> **Stated task**
Retype every item from the line containing "lower-sheet-cell: 11: [582, 592, 593, 602]" down to the line containing "barcode-line: [34, 936, 228, 949]", both included, reproducing each one character for character.

----------------

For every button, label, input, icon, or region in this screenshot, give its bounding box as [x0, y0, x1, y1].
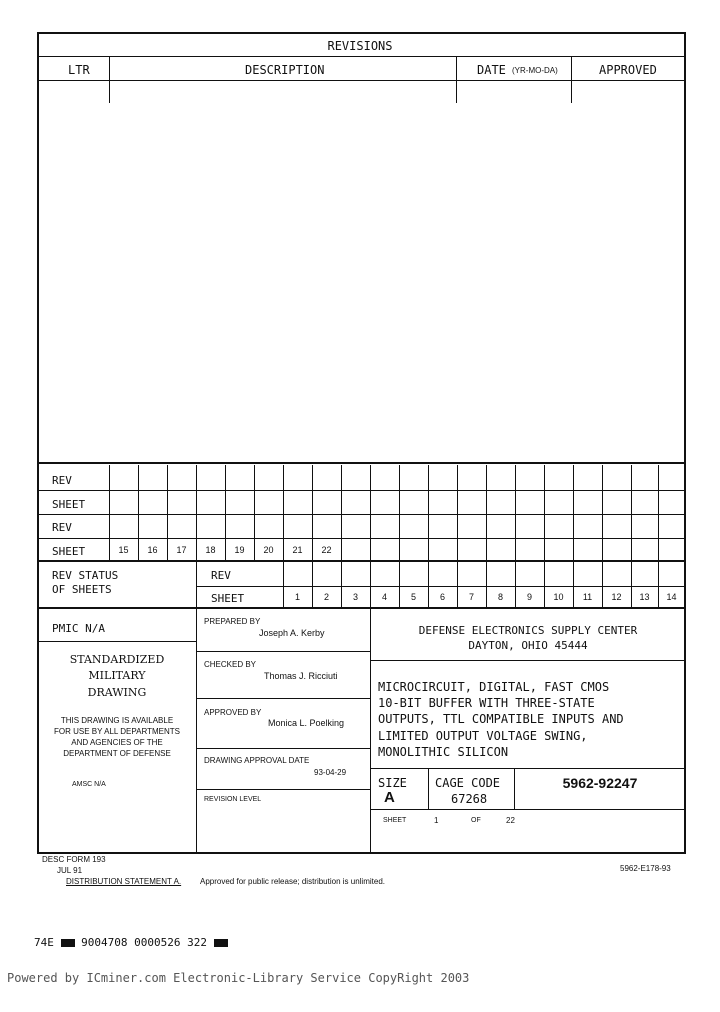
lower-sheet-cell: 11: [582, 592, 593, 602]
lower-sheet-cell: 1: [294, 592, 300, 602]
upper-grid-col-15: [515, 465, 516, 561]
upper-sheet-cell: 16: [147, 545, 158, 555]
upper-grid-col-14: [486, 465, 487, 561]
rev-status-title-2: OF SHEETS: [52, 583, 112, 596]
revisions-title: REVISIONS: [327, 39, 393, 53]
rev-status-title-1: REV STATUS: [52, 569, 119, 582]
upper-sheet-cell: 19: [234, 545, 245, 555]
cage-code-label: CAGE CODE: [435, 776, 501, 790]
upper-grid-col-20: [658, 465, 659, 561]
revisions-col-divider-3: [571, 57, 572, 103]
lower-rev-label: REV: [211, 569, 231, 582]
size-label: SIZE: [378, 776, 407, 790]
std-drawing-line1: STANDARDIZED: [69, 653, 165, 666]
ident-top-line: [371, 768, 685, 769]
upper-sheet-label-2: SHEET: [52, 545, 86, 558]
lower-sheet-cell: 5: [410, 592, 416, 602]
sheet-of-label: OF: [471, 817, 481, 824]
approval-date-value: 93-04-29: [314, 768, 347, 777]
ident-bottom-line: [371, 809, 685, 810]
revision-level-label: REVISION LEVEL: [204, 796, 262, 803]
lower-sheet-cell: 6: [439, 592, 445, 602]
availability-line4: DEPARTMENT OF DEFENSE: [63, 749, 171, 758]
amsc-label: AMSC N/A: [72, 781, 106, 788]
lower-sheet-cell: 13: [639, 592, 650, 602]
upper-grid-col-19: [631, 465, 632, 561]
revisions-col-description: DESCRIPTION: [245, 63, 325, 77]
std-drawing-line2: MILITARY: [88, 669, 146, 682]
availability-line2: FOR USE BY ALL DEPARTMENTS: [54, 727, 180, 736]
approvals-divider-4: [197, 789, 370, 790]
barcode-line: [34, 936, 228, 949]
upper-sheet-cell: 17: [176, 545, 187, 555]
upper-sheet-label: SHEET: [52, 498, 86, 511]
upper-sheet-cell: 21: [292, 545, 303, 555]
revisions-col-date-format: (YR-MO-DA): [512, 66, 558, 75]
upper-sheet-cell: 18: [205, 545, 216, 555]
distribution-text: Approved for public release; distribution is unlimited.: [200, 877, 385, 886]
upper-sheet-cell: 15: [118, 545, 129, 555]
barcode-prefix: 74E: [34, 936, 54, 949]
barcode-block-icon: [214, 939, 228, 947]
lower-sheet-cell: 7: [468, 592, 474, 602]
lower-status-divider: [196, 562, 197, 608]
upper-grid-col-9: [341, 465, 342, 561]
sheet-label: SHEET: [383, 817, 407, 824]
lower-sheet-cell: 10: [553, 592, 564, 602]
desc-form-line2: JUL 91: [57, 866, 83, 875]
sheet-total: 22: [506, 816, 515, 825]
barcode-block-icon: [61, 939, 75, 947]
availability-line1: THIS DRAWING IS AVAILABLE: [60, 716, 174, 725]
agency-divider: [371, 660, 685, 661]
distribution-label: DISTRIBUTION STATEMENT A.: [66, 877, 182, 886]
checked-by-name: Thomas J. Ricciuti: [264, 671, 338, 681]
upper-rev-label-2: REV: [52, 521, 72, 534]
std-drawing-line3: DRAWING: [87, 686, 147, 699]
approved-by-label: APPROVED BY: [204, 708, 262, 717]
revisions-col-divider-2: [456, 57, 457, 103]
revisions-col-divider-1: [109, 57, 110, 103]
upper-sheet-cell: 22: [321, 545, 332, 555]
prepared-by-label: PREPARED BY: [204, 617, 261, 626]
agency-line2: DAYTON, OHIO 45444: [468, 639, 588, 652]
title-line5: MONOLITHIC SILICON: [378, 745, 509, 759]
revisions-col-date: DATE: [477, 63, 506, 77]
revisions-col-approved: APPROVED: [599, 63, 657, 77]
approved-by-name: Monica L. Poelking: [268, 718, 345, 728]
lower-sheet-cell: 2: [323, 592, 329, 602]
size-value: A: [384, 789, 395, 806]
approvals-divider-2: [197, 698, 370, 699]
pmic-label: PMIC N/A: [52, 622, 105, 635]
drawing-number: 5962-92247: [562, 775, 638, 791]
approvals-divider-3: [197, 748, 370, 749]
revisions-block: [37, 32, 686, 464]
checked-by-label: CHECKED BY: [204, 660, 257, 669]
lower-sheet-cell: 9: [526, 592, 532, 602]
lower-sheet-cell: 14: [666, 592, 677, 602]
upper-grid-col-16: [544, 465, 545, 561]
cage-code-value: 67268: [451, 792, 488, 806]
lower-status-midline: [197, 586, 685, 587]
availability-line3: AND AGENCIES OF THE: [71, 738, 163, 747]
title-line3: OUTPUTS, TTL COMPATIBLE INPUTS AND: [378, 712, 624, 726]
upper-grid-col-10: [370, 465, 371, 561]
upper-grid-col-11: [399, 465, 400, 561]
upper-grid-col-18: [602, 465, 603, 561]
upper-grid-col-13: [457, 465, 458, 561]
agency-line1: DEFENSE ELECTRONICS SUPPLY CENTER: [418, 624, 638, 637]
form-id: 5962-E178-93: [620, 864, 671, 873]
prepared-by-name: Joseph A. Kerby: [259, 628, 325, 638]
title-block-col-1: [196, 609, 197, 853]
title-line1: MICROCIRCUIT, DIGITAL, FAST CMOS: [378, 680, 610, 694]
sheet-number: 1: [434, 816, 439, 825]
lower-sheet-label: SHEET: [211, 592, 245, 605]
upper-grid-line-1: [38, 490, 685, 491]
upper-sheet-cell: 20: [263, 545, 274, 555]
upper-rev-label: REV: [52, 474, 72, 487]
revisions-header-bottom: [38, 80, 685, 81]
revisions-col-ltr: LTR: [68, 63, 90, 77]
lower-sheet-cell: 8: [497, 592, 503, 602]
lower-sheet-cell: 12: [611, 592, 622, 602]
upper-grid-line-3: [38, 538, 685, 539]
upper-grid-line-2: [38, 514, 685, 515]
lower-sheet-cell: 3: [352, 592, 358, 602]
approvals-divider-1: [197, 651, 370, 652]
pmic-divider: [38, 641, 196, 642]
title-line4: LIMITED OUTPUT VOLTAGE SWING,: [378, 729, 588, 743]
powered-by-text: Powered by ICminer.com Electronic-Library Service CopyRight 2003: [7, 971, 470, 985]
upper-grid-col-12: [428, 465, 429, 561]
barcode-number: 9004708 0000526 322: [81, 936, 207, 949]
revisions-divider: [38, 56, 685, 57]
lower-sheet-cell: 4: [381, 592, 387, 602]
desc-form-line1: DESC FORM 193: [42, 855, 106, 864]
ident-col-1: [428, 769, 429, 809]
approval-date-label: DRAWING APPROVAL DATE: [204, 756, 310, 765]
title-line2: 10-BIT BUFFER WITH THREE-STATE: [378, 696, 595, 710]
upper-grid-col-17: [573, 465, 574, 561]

----------------

> **Completed exercise**
lower-sheet-cell: 11: [582, 592, 593, 602]
lower-sheet-cell: 1: [294, 592, 300, 602]
upper-grid-col-15: [515, 465, 516, 561]
upper-sheet-cell: 16: [147, 545, 158, 555]
upper-grid-col-14: [486, 465, 487, 561]
rev-status-title-2: OF SHEETS: [52, 583, 112, 596]
revisions-title: REVISIONS: [327, 39, 393, 53]
rev-status-title-1: REV STATUS: [52, 569, 119, 582]
upper-sheet-cell: 19: [234, 545, 245, 555]
cage-code-label: CAGE CODE: [435, 776, 501, 790]
upper-grid-col-20: [658, 465, 659, 561]
revisions-col-divider-3: [571, 57, 572, 103]
lower-rev-label: REV: [211, 569, 231, 582]
size-label: SIZE: [378, 776, 407, 790]
std-drawing-line1: STANDARDIZED: [69, 653, 165, 666]
ident-top-line: [371, 768, 685, 769]
upper-sheet-label-2: SHEET: [52, 545, 86, 558]
lower-sheet-cell: 5: [410, 592, 416, 602]
sheet-of-label: OF: [471, 817, 481, 824]
approval-date-value: 93-04-29: [314, 768, 347, 777]
ident-bottom-line: [371, 809, 685, 810]
revision-level-label: REVISION LEVEL: [204, 796, 262, 803]
lower-sheet-cell: 6: [439, 592, 445, 602]
availability-line4: DEPARTMENT OF DEFENSE: [63, 749, 171, 758]
amsc-label: AMSC N/A: [72, 781, 106, 788]
lower-sheet-cell: 13: [639, 592, 650, 602]
upper-grid-col-19: [631, 465, 632, 561]
revisions-col-description: DESCRIPTION: [245, 63, 325, 77]
std-drawing-line2: MILITARY: [88, 669, 146, 682]
availability-line2: FOR USE BY ALL DEPARTMENTS: [54, 727, 180, 736]
approvals-divider-4: [197, 789, 370, 790]
barcode-line: [34, 936, 228, 949]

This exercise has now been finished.